[Page element annotations]
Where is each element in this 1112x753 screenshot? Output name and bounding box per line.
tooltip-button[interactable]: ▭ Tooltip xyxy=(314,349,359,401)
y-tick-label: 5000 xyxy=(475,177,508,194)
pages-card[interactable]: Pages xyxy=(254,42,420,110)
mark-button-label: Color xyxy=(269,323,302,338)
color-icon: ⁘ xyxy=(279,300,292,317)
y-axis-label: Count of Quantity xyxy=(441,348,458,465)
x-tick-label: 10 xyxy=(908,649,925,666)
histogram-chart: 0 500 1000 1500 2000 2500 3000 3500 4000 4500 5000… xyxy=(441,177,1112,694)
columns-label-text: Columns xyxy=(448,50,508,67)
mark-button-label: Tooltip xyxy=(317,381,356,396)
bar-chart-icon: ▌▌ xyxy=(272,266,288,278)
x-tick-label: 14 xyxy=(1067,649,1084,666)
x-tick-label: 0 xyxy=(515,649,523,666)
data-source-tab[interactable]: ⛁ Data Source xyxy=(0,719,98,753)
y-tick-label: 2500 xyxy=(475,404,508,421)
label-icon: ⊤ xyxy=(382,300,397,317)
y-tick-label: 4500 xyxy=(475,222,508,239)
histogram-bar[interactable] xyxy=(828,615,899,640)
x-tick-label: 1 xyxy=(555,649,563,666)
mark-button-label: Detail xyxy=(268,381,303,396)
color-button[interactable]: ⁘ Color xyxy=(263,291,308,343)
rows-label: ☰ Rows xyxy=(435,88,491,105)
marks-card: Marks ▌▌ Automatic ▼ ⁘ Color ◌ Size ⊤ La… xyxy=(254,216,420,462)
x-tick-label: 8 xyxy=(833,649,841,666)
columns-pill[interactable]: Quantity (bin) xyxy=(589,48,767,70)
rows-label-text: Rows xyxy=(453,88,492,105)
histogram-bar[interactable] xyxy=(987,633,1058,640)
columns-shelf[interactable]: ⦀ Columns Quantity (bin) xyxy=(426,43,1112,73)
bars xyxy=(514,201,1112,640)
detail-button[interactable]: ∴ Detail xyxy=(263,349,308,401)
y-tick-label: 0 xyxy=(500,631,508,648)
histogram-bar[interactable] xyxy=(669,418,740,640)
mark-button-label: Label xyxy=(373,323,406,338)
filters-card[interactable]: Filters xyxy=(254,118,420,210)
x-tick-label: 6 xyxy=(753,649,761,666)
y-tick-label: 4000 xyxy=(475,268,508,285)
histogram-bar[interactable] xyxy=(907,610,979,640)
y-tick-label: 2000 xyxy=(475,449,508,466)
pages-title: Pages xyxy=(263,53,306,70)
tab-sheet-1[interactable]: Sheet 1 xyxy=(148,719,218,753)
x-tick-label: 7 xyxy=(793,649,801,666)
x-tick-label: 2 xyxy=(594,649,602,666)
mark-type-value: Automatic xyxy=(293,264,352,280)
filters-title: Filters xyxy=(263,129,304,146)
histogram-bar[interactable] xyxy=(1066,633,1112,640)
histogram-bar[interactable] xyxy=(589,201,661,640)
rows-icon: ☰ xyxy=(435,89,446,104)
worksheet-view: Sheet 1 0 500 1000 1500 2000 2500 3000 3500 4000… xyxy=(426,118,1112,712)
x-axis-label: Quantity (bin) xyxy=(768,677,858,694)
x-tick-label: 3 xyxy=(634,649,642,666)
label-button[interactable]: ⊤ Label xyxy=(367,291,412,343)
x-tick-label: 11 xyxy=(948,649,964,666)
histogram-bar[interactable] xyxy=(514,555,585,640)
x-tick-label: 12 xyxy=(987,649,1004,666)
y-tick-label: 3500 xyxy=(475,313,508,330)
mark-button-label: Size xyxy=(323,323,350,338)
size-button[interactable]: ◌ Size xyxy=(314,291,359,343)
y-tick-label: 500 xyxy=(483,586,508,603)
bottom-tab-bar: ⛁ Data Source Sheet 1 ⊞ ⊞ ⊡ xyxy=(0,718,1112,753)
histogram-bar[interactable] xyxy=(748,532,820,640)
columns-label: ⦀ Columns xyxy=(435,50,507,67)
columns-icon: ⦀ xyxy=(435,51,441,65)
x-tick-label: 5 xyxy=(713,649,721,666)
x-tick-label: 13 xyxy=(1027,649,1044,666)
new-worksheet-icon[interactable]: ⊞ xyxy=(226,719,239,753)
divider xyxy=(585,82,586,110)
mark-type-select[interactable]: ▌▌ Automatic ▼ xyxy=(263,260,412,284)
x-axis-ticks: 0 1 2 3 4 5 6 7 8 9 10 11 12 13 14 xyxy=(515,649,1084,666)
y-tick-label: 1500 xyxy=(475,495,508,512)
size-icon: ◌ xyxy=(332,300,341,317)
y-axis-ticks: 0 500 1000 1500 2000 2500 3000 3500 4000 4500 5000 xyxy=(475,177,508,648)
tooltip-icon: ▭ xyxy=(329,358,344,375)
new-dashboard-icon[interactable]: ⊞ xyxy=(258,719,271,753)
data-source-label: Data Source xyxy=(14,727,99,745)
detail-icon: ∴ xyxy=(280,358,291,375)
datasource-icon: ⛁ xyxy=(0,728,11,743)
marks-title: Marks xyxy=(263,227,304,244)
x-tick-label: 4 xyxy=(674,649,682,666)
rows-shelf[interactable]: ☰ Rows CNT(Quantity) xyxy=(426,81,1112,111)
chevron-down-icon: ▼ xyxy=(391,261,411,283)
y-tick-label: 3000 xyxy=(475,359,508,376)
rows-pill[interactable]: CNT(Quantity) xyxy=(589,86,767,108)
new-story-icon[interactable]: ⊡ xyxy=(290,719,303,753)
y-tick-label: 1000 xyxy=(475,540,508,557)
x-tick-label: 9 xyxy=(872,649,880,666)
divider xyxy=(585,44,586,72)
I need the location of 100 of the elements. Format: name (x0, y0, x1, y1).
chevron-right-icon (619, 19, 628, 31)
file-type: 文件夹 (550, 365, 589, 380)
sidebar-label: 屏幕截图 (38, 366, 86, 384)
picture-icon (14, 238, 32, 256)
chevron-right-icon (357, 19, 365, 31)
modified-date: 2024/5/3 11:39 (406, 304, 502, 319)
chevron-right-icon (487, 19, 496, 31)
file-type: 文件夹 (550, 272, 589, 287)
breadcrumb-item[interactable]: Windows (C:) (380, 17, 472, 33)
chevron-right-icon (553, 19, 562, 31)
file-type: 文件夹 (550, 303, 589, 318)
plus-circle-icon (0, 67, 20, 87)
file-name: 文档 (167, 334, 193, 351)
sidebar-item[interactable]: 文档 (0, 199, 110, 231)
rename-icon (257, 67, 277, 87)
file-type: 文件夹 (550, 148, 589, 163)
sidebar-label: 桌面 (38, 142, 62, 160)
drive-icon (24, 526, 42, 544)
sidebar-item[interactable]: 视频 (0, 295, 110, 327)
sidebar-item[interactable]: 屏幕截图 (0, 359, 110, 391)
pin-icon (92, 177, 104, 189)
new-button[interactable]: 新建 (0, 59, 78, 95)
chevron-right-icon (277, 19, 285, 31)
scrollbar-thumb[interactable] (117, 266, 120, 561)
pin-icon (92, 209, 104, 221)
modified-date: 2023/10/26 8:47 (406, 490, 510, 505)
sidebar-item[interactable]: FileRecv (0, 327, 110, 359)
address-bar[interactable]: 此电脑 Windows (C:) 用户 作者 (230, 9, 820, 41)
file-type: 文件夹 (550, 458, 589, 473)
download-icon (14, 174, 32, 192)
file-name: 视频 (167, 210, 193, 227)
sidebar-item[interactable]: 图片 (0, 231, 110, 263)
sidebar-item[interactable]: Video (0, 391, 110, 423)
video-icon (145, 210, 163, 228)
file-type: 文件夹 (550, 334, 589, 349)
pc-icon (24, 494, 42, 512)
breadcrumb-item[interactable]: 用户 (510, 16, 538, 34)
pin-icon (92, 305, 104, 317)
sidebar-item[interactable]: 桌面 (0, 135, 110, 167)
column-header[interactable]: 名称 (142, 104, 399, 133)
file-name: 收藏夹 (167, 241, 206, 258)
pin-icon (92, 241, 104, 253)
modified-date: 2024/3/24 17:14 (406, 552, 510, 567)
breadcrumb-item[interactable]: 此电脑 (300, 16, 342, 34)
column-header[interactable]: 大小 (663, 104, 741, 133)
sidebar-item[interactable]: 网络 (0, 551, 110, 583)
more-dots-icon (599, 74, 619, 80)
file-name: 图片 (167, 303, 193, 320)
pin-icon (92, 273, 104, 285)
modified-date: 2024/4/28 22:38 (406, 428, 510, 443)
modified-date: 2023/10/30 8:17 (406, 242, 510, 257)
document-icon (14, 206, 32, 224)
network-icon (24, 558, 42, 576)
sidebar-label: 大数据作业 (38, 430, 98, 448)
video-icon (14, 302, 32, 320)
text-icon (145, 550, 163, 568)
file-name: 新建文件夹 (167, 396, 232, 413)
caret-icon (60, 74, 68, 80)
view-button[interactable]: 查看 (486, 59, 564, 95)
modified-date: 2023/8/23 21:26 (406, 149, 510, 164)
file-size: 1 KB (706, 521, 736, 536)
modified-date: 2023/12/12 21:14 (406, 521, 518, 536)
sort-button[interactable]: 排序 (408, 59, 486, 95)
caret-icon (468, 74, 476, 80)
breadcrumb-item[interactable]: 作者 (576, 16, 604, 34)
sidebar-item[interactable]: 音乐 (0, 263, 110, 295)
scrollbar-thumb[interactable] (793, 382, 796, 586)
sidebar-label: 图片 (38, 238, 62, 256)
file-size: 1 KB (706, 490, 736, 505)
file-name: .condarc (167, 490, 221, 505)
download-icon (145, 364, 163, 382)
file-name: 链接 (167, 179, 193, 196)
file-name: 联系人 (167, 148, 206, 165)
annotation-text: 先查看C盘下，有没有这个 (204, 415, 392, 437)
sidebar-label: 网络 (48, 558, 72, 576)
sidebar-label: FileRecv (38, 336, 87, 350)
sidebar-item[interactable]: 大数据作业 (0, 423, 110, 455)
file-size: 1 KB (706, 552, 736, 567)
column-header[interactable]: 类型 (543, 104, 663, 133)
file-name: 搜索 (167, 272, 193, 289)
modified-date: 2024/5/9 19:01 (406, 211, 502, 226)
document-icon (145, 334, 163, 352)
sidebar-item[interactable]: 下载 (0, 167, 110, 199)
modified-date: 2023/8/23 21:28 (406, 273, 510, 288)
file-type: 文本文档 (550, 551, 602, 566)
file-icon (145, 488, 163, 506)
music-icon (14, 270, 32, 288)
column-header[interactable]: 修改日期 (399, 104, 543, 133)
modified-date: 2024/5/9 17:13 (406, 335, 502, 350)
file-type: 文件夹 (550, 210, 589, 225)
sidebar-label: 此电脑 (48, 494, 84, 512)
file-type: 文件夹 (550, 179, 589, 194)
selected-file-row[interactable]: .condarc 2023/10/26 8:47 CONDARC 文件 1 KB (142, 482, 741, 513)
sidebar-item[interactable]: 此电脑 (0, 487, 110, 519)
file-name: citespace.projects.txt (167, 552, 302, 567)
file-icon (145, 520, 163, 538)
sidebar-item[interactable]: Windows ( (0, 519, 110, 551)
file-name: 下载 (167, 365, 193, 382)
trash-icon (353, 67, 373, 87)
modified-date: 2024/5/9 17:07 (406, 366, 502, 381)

Goal of the exercise —
How many lines of the listing contain the string "Automatic"? Give only the number.

Full answer —
3